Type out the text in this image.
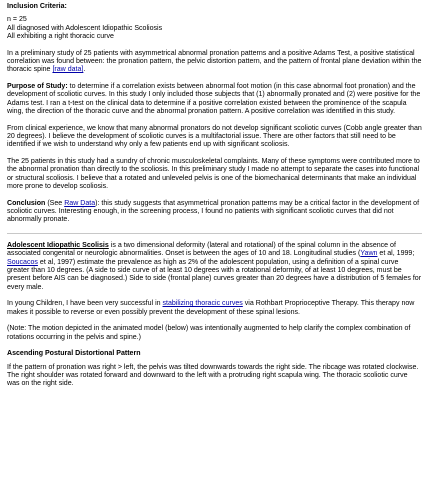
Inclusion Criteria:

n = 25
All diagnosed with Adolescent Idiopathic Scoliosis
All exhibiting a right thoracic curve

In a preliminary study of 25 patients with asymmetrical abnormal pronation patterns and a positive Adams Test, a positive statistical correlation was found between: the pronation pattern, the pelvic distortion pattern, and the pattern of frontal plane deviation within the thoracic spine [raw data].

Purpose of Study: to determine if a correlation exists between abnormal foot motion (in this case abnormal foot pronation) and the development of scoliotic curves. In this study I only included those subjects that (1) abnormally pronated and (2) were positive for the Adams test. I ran a t-test on the clinical data to determine if a positive correlation existed between the prominence of the scapula wing, the direction of the thoracic curve and the abnormal pronation pattern. A positive correlation was identified in this study.

From clinical experience, we know that many abnormal pronators do not develop significant scoliotic curves (Cobb angle greater than 20 degrees). I believe the development of scoliotic curves is a multifactorial issue. There are other factors that still need to be identified if we wish to understand why only a few patients end up with significant scoliosis.

The 25 patients in this study had a sundry of chronic musculoskeletal complaints. Many of these symptoms were contributed more to the abnormal pronation than directly to the scoliosis. In this preliminary study I made no attempt to separate the cases into functional or structural scoliosis. I believe that a rotated and unleveled pelvis is one of the biomechanical determinants that make an individual more prone to develop scoliosis.

Conclusion (See Raw Data): this study suggests that asymmetrical pronation patterns may be a critical factor in the development of scoliotic curves. Interesting enough, in the screening process, I found no patients with significant scoliotic curves that did not abnormally pronate.

Adolescent Idiopathic Scolisis is a two dimensional deformity (lateral and rotational) of the spinal column in the absence of associated congenital or neurologic abnormalities. Onset is between the ages of 10 and 18. Longitudinal studies (Yawn et al, 1999; Soucacos et al, 1997) estimate the prevalence as high as 2% of the adolescent population, using a definition of a spinal curve greater than 10 degrees. (A side to side curve of at least 10 degrees with a rotational deformity, of at least 10 degrees, must be present before AIS can be diagnosed.) Side to side (frontal plane) curves greater than 20 degrees have a distribution of 5 females for every male.

In young Children, I have been very successful in stabilizing thoracic curves via Rothbart Proprioceptive Therapy. This therapy now makes it possible to reverse or even possibly prevent the development of these spinal lesions.

(Note: The motion depicted in the animated model (below) was intentionally augmented to help clarify the complex combination of rotations occurring in the pelvis and spine.)

Ascending Postural Distortional Pattern

If the pattern of pronation was right > left, the pelvis was tilted downwards towards the right side. The ribcage was rotated clockwise. The right shoulder was rotated forward and downward to the left with a protruding right scapula wing. The thoracic scoliotic curve was on the right side.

* _EXERCISE DETAILS_
Please return every line of the records above that contains the word "these".

* _RESULT FOR THIS TASK_
The 25 patients in this study had a sundry of chronic musculoskeletal complaints. Many of these symptoms were contributed more to the abnormal pronation than directly to the scoliosis. In this preliminary study I made no attempt to separate the cases into functional or structural scoliosis. I believe that a rotated and unleveled pelvis is one of the biomechanical determinants that make an individual more prone to develop scoliosis.
In young Children, I have been very successful in stabilizing thoracic curves via Rothbart Proprioceptive Therapy. This therapy now makes it possible to reverse or even possibly prevent the development of these spinal lesions.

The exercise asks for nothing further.